## Start Supplied data
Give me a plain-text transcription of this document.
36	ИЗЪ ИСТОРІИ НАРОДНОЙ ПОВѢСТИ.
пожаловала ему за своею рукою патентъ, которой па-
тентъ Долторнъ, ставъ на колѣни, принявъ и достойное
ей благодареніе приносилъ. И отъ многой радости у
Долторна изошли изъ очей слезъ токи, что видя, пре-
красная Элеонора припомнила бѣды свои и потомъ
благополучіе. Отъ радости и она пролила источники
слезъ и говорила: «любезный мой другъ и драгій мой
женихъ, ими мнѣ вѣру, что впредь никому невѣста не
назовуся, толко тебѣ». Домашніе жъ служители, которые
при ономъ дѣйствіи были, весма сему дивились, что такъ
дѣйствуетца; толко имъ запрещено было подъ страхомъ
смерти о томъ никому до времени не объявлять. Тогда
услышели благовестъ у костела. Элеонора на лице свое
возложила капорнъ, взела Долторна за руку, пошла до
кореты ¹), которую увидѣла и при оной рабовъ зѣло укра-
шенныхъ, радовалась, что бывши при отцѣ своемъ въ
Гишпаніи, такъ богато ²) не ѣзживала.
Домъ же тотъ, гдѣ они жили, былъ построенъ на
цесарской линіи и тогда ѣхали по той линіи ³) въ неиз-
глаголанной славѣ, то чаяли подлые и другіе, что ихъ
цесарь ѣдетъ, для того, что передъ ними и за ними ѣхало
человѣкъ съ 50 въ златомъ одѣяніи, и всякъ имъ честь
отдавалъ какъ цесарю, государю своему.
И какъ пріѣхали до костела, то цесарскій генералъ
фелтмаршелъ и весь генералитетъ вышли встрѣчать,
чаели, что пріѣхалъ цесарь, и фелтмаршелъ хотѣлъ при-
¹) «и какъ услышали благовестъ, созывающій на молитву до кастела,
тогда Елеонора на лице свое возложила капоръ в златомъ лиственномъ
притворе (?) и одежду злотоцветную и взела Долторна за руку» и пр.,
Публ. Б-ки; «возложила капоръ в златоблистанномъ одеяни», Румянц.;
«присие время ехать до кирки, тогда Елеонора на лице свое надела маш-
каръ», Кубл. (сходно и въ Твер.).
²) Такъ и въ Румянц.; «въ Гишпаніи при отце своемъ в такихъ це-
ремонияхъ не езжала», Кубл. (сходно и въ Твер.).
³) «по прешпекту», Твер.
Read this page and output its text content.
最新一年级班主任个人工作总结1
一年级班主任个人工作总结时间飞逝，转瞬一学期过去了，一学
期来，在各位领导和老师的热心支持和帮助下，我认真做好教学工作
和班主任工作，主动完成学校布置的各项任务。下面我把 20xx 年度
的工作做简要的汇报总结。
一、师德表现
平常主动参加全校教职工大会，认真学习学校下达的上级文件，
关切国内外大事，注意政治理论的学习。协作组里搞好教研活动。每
## End Supplied data
Write out every entry exactly as given.

Give me a plain-text transcription of this document.
36	ИЗЪ ИСТОРІИ НАРОДНОЙ ПОВѢСТИ.
пожаловала ему за своею рукою патентъ, которой па-
тентъ Долторнъ, ставъ на колѣни, принявъ и достойное
ей благодареніе приносилъ. И отъ многой радости у
Долторна изошли изъ очей слезъ токи, что видя, пре-
красная Элеонора припомнила бѣды свои и потомъ
благополучіе. Отъ радости и она пролила источники
слезъ и говорила: «любезный мой другъ и драгій мой
женихъ, ими мнѣ вѣру, что впредь никому невѣста не
назовуся, толко тебѣ». Домашніе жъ служители, которые
при ономъ дѣйствіи были, весма сему дивились, что такъ
дѣйствуетца; толко имъ запрещено было подъ страхомъ
смерти о томъ никому до времени не объявлять. Тогда
услышели благовестъ у костела. Элеонора на лице свое
возложила капорнъ, взела Долторна за руку, пошла до
кореты ¹), которую увидѣла и при оной рабовъ зѣло укра-
шенныхъ, радовалась, что бывши при отцѣ своемъ въ
Гишпаніи, такъ богато ²) не ѣзживала.
Домъ же тотъ, гдѣ они жили, былъ построенъ на
цесарской линіи и тогда ѣхали по той линіи ³) въ неиз-
глаголанной славѣ, то чаяли подлые и другіе, что ихъ
цесарь ѣдетъ, для того, что передъ ними и за ними ѣхало
человѣкъ съ 50 въ златомъ одѣяніи, и всякъ имъ честь
отдавалъ какъ цесарю, государю своему.
И какъ пріѣхали до костела, то цесарскій генералъ
фелтмаршелъ и весь генералитетъ вышли встрѣчать,
чаели, что пріѣхалъ цесарь, и фелтмаршелъ хотѣлъ при-
¹) «и какъ услышали благовестъ, созывающій на молитву до кастела,
тогда Елеонора на лице свое возложила капоръ в златомъ лиственномъ
притворе (?) и одежду злотоцветную и взела Долторна за руку» и пр.,
Публ. Б-ки; «возложила капоръ в златоблистанномъ одеяни», Румянц.;
«присие время ехать до кирки, тогда Елеонора на лице свое надела маш-
каръ», Кубл. (сходно и въ Твер.).
²) Такъ и въ Румянц.; «въ Гишпаніи при отце своемъ в такихъ це-
ремонияхъ не езжала», Кубл. (сходно и въ Твер.).
³) «по прешпекту», Твер.
Read this page and output its text content.
最新一年级班主任个人工作总结1
一年级班主任个人工作总结时间飞逝，转瞬一学期过去了，一学
期来，在各位领导和老师的热心支持和帮助下，我认真做好教学工作
和班主任工作，主动完成学校布置的各项任务。下面我把 20xx 年度
的工作做简要的汇报总结。
一、师德表现
平常主动参加全校教职工大会，认真学习学校下达的上级文件，
关切国内外大事，注意政治理论的学习。协作组里搞好教研活动。每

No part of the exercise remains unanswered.